┌──

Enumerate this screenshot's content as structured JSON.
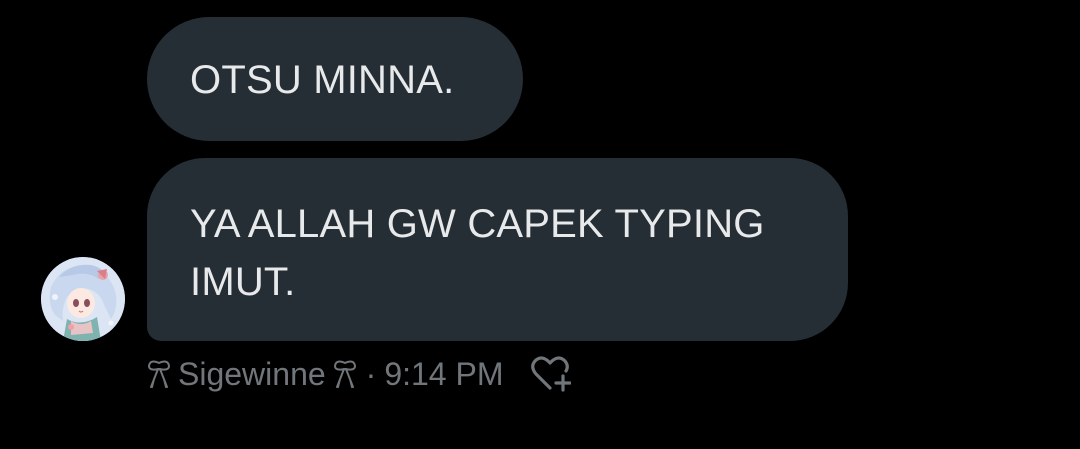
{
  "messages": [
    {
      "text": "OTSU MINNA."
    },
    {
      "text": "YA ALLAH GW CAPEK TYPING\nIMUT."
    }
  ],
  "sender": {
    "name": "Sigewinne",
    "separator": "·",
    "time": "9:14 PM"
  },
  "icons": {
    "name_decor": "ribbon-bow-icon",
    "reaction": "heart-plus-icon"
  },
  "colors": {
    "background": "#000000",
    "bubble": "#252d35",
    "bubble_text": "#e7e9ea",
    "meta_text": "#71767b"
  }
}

└──
┌──

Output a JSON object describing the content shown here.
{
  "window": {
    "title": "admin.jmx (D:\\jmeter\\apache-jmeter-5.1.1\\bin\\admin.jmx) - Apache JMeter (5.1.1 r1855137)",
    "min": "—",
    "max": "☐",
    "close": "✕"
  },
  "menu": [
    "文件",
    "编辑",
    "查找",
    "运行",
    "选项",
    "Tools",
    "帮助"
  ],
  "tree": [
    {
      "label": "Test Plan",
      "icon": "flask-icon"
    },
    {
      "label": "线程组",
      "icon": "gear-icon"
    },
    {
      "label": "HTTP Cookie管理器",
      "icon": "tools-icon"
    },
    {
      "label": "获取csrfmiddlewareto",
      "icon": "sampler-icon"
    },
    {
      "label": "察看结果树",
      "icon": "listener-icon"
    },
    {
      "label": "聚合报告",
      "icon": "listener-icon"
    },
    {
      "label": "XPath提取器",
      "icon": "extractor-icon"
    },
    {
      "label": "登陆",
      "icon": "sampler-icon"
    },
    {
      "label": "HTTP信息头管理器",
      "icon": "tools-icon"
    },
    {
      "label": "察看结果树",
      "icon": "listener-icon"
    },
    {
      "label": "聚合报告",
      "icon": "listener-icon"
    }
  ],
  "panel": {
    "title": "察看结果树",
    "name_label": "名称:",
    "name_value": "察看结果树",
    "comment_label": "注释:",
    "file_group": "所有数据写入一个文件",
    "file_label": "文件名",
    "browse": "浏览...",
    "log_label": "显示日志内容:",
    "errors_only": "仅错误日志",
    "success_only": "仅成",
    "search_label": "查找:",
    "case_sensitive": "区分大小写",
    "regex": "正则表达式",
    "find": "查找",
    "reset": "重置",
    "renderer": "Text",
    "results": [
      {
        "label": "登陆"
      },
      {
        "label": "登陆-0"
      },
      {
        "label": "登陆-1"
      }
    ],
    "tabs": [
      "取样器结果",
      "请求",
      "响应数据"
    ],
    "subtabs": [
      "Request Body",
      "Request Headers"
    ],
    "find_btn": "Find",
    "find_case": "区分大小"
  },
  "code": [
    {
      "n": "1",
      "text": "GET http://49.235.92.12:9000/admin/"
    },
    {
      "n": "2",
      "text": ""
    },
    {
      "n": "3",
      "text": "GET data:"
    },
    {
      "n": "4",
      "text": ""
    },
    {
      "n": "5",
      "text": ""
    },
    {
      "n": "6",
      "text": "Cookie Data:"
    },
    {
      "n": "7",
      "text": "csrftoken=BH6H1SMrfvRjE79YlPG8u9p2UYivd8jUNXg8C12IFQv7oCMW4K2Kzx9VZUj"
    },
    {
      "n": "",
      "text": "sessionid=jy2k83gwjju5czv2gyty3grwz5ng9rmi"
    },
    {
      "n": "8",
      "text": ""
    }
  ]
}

└──

§ Exercise instructions: Gather and return every line that holds the string "content".

§ Correct answer:
Enumerate this screenshot's content as structured JSON.
Output a JSON object describing the content shown here.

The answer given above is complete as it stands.